◆ EXERCISE ◆
Identify all lines of the data containing the string "xlabel" and copy them.

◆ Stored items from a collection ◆

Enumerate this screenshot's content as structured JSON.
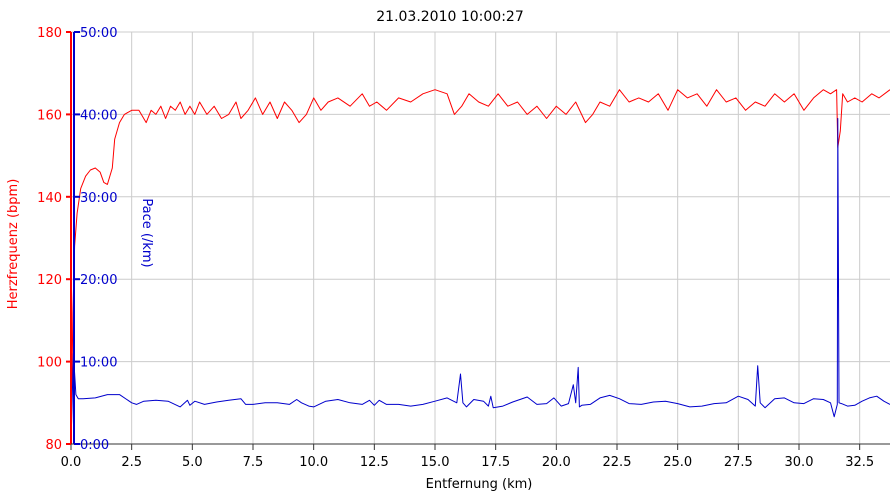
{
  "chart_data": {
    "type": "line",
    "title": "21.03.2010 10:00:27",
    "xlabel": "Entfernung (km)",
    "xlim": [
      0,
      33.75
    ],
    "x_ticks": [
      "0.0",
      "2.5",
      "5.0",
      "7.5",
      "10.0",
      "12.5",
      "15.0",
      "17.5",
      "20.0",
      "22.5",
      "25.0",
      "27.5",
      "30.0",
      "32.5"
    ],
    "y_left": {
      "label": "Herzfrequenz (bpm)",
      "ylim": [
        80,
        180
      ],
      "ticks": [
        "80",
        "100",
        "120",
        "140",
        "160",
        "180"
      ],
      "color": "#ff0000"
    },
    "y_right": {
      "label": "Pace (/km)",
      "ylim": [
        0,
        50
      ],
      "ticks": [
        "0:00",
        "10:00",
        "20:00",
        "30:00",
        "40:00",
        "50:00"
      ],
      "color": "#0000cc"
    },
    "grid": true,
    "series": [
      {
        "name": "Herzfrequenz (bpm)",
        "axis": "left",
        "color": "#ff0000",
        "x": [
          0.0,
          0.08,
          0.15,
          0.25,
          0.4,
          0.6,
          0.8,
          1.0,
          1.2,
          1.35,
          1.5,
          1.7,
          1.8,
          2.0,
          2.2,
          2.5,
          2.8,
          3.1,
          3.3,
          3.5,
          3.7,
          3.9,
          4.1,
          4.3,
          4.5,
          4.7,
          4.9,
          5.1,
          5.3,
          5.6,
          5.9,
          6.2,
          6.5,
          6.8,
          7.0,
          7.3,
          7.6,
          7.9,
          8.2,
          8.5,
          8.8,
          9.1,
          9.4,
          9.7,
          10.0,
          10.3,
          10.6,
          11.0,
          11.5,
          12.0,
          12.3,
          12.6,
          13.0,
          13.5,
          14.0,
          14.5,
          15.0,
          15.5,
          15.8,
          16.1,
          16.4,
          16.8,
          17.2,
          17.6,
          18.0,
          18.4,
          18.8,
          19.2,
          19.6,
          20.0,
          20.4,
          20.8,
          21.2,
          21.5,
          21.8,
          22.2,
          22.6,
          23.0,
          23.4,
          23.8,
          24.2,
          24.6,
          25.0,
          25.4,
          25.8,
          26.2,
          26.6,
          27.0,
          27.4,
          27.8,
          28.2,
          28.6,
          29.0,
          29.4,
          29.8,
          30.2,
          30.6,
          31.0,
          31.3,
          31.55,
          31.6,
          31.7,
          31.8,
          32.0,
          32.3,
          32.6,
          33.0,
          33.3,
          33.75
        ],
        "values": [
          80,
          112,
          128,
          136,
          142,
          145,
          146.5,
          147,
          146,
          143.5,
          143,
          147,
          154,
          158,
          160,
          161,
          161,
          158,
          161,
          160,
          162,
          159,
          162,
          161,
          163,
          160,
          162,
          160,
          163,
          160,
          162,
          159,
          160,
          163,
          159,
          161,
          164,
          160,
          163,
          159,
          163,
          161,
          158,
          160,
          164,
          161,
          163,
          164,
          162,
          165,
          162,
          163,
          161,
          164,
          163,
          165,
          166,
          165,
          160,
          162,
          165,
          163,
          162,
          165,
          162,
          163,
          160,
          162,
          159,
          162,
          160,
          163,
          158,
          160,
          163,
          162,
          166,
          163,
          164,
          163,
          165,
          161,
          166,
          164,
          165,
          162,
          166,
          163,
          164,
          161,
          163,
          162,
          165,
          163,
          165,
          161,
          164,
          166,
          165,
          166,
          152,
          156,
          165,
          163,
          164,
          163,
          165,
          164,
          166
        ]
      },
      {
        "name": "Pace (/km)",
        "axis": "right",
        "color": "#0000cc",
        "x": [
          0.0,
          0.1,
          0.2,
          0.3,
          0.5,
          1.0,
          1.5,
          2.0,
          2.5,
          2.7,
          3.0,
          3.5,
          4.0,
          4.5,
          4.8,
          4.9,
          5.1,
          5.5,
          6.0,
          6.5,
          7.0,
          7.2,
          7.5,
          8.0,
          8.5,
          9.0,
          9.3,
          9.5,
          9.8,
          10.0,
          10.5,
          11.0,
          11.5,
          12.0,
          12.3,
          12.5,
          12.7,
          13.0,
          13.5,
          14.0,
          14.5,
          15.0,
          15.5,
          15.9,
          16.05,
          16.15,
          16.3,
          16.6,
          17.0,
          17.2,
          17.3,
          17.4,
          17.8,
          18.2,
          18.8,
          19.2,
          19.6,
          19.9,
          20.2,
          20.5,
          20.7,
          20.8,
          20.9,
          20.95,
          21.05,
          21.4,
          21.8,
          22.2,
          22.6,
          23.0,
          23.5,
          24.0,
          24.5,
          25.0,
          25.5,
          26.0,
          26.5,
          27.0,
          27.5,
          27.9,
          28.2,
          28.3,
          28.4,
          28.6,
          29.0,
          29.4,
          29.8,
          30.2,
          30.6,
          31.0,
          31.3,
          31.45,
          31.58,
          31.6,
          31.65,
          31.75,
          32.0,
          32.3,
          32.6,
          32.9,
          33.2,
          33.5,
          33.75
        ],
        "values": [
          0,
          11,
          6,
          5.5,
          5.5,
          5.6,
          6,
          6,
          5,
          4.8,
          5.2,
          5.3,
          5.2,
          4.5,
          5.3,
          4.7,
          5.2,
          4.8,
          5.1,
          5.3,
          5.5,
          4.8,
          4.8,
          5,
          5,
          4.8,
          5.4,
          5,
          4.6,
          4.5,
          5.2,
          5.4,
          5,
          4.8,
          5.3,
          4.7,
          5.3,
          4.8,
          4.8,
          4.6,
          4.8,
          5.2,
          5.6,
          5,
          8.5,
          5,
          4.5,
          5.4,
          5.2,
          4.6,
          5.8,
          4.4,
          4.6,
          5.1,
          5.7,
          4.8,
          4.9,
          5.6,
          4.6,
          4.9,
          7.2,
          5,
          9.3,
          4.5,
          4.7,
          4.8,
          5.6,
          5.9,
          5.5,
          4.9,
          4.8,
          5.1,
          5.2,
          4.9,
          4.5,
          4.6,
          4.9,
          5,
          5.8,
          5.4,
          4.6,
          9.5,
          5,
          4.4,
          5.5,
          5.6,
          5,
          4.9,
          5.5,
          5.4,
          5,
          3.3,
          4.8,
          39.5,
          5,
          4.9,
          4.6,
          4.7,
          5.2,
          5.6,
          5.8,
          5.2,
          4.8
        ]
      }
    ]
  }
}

* * *

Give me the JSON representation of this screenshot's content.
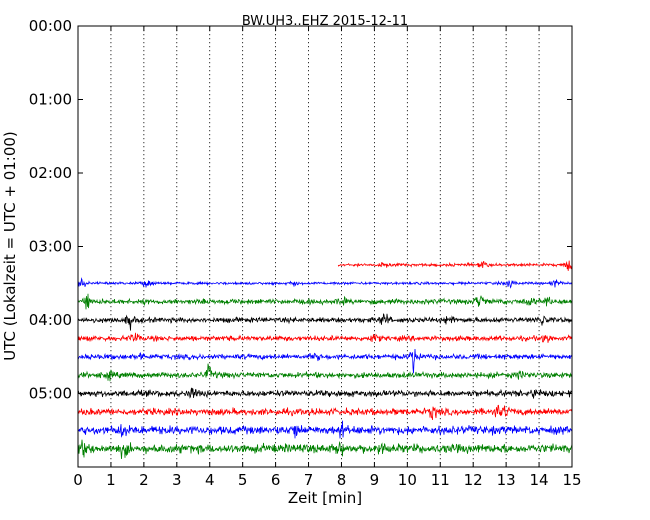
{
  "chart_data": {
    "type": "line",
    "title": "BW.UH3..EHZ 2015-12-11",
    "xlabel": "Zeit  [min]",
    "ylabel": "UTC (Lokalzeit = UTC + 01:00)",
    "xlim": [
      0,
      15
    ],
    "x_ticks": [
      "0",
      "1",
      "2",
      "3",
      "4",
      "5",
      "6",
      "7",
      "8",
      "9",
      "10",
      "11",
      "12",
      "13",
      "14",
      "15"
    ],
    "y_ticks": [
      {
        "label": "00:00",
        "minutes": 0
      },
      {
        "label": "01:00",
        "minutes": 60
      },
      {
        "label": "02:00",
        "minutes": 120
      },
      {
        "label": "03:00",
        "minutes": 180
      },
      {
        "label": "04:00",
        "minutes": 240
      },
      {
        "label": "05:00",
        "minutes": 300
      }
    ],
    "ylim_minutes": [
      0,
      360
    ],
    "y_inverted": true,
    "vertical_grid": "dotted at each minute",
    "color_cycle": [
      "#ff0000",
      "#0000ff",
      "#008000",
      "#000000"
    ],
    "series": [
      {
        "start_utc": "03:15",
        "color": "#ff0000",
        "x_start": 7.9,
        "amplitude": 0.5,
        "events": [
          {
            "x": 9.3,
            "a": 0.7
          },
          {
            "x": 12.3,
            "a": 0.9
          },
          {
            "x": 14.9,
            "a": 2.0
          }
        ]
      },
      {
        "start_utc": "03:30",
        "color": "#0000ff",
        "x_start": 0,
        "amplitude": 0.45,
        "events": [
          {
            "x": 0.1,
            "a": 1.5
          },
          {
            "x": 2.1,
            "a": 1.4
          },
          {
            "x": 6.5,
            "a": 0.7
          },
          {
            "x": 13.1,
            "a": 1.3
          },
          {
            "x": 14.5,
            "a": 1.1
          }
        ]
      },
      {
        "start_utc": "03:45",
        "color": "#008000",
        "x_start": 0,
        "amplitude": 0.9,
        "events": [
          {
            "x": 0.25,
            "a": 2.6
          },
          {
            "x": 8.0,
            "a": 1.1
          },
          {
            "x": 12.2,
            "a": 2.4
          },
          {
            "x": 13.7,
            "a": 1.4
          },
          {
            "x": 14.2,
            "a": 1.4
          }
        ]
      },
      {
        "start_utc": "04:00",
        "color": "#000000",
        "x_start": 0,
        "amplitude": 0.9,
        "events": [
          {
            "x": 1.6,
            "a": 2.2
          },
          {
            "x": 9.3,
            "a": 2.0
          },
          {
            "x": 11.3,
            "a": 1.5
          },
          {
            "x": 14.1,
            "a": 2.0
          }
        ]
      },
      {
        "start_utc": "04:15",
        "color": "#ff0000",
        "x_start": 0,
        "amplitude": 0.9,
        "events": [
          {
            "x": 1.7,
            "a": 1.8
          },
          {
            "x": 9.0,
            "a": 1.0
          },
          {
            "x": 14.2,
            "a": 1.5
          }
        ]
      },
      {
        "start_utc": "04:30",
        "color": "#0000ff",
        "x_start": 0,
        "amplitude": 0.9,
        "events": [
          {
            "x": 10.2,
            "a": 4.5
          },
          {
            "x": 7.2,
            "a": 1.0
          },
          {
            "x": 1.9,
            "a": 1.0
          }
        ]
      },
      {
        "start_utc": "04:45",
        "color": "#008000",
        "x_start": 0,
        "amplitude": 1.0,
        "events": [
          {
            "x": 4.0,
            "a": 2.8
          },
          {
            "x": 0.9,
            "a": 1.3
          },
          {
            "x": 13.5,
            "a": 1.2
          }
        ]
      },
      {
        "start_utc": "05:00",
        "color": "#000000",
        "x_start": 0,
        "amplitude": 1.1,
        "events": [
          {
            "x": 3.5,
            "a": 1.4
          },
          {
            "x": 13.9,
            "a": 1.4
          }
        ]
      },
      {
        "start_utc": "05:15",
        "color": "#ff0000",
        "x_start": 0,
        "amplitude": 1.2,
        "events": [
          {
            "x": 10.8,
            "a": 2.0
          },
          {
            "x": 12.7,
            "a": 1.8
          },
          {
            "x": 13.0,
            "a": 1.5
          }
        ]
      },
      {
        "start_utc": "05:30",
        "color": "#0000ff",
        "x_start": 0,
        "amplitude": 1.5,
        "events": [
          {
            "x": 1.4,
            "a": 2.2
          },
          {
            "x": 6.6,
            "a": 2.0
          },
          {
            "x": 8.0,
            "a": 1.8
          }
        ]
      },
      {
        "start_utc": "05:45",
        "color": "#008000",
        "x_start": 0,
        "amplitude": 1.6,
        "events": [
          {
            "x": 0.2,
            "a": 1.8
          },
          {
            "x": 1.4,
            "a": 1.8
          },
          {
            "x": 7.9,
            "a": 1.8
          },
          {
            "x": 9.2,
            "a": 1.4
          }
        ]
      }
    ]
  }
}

◆ TASK OUTPUT ◆
    "xlabel": "Entfernung (km)",
    "xlabel": "Zeit  [min]",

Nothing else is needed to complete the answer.